**Required work:** Repeat the material in full. Keep every line exactly as it is.

**Entries shown:**
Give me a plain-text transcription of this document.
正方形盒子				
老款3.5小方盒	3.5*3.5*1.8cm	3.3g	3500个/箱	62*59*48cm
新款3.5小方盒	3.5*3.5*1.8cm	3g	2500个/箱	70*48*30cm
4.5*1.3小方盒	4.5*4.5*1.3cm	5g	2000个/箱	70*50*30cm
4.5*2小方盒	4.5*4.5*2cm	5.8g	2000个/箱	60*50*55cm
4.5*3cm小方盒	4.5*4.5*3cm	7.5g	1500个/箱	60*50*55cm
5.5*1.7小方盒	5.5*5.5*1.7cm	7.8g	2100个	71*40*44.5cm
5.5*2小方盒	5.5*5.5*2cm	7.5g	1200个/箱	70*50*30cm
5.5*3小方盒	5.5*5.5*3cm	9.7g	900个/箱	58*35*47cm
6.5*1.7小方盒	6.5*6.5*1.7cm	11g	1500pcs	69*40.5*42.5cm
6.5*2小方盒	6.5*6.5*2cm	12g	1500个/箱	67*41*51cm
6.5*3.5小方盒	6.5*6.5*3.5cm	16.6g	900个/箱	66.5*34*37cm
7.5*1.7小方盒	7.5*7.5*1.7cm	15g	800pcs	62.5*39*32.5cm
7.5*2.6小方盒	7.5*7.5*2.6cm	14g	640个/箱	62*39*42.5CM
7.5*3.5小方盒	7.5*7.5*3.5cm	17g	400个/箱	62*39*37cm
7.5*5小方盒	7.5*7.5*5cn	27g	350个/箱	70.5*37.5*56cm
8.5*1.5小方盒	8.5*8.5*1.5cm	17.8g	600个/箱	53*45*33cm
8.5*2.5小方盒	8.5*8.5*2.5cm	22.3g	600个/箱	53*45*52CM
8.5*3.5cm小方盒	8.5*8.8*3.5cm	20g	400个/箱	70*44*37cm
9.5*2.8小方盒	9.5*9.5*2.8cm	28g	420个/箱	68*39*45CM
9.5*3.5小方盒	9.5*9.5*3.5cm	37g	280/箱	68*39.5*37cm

**Complete answer:**
Give me a plain-text transcription of this document.
正方形盒子				
老款3.5小方盒	3.5*3.5*1.8cm	3.3g	3500个/箱	62*59*48cm
新款3.5小方盒	3.5*3.5*1.8cm	3g	2500个/箱	70*48*30cm
4.5*1.3小方盒	4.5*4.5*1.3cm	5g	2000个/箱	70*50*30cm
4.5*2小方盒	4.5*4.5*2cm	5.8g	2000个/箱	60*50*55cm
4.5*3cm小方盒	4.5*4.5*3cm	7.5g	1500个/箱	60*50*55cm
5.5*1.7小方盒	5.5*5.5*1.7cm	7.8g	2100个	71*40*44.5cm
5.5*2小方盒	5.5*5.5*2cm	7.5g	1200个/箱	70*50*30cm
5.5*3小方盒	5.5*5.5*3cm	9.7g	900个/箱	58*35*47cm
6.5*1.7小方盒	6.5*6.5*1.7cm	11g	1500pcs	69*40.5*42.5cm
6.5*2小方盒	6.5*6.5*2cm	12g	1500个/箱	67*41*51cm
6.5*3.5小方盒	6.5*6.5*3.5cm	16.6g	900个/箱	66.5*34*37cm
7.5*1.7小方盒	7.5*7.5*1.7cm	15g	800pcs	62.5*39*32.5cm
7.5*2.6小方盒	7.5*7.5*2.6cm	14g	640个/箱	62*39*42.5CM
7.5*3.5小方盒	7.5*7.5*3.5cm	17g	400个/箱	62*39*37cm
7.5*5小方盒	7.5*7.5*5cn	27g	350个/箱	70.5*37.5*56cm
8.5*1.5小方盒	8.5*8.5*1.5cm	17.8g	600个/箱	53*45*33cm
8.5*2.5小方盒	8.5*8.5*2.5cm	22.3g	600个/箱	53*45*52CM
8.5*3.5cm小方盒	8.5*8.8*3.5cm	20g	400个/箱	70*44*37cm
9.5*2.8小方盒	9.5*9.5*2.8cm	28g	420个/箱	68*39*45CM
9.5*3.5小方盒	9.5*9.5*3.5cm	37g	280/箱	68*39.5*37cm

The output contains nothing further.